* Exercise brief *
Reproduce each line of the material exactly, minus any picture.

═════ Listing

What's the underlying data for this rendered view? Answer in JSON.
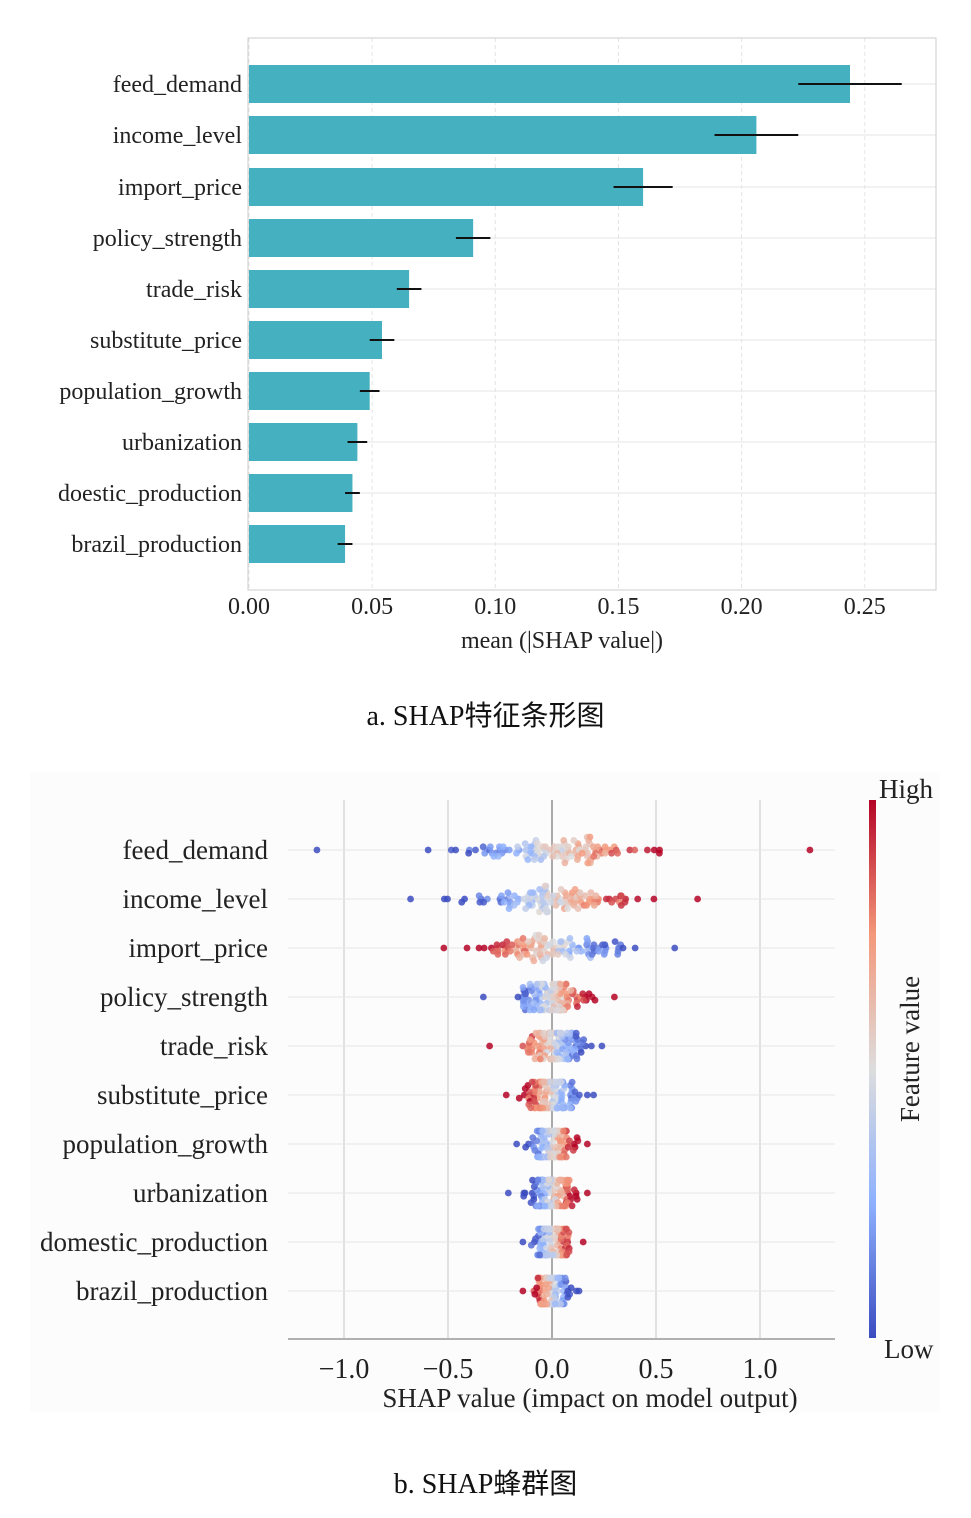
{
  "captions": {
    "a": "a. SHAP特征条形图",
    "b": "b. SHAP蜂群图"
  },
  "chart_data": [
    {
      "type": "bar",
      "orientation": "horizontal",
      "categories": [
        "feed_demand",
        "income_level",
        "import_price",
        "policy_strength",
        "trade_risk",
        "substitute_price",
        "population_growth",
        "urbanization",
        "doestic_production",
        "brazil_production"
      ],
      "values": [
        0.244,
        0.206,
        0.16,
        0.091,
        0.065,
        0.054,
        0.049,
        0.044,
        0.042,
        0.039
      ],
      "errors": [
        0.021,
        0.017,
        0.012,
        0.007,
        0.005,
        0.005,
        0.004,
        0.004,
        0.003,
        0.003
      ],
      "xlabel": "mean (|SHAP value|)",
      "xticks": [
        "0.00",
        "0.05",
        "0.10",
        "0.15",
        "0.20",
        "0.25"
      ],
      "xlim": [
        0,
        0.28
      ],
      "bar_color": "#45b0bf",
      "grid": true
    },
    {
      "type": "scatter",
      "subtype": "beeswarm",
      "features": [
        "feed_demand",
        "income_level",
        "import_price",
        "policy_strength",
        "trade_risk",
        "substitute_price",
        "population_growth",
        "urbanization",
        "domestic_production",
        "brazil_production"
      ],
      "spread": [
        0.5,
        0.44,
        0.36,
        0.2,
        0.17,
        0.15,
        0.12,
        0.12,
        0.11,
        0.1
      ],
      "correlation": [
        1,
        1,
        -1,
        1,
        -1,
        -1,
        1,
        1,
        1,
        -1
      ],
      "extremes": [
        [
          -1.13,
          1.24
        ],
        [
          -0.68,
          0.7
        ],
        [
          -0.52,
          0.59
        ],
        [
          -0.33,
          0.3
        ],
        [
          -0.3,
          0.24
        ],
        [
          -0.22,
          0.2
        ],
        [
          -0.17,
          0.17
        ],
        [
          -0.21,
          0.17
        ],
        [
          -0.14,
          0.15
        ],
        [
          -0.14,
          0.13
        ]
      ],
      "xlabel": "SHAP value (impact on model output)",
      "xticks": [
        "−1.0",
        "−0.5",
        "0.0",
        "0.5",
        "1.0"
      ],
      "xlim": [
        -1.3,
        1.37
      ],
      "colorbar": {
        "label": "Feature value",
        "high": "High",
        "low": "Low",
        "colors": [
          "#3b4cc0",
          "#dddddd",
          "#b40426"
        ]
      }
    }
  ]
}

══════════

* Task answer *
What's the underlying data for this rendered view? Answer in JSON.
{
  "captions": {
    "a": "a. SHAP特征条形图",
    "b": "b. SHAP蜂群图"
  },
  "chart_data": [
    {
      "type": "bar",
      "orientation": "horizontal",
      "categories": [
        "feed_demand",
        "income_level",
        "import_price",
        "policy_strength",
        "trade_risk",
        "substitute_price",
        "population_growth",
        "urbanization",
        "doestic_production",
        "brazil_production"
      ],
      "values": [
        0.244,
        0.206,
        0.16,
        0.091,
        0.065,
        0.054,
        0.049,
        0.044,
        0.042,
        0.039
      ],
      "errors": [
        0.021,
        0.017,
        0.012,
        0.007,
        0.005,
        0.005,
        0.004,
        0.004,
        0.003,
        0.003
      ],
      "xlabel": "mean (|SHAP value|)",
      "xticks": [
        "0.00",
        "0.05",
        "0.10",
        "0.15",
        "0.20",
        "0.25"
      ],
      "xlim": [
        0,
        0.28
      ],
      "bar_color": "#45b0bf",
      "grid": true
    },
    {
      "type": "scatter",
      "subtype": "beeswarm",
      "features": [
        "feed_demand",
        "income_level",
        "import_price",
        "policy_strength",
        "trade_risk",
        "substitute_price",
        "population_growth",
        "urbanization",
        "domestic_production",
        "brazil_production"
      ],
      "spread": [
        0.5,
        0.44,
        0.36,
        0.2,
        0.17,
        0.15,
        0.12,
        0.12,
        0.11,
        0.1
      ],
      "correlation": [
        1,
        1,
        -1,
        1,
        -1,
        -1,
        1,
        1,
        1,
        -1
      ],
      "extremes": [
        [
          -1.13,
          1.24
        ],
        [
          -0.68,
          0.7
        ],
        [
          -0.52,
          0.59
        ],
        [
          -0.33,
          0.3
        ],
        [
          -0.3,
          0.24
        ],
        [
          -0.22,
          0.2
        ],
        [
          -0.17,
          0.17
        ],
        [
          -0.21,
          0.17
        ],
        [
          -0.14,
          0.15
        ],
        [
          -0.14,
          0.13
        ]
      ],
      "xlabel": "SHAP value (impact on model output)",
      "xticks": [
        "−1.0",
        "−0.5",
        "0.0",
        "0.5",
        "1.0"
      ],
      "xlim": [
        -1.3,
        1.37
      ],
      "colorbar": {
        "label": "Feature value",
        "high": "High",
        "low": "Low",
        "colors": [
          "#3b4cc0",
          "#dddddd",
          "#b40426"
        ]
      }
    }
  ]
}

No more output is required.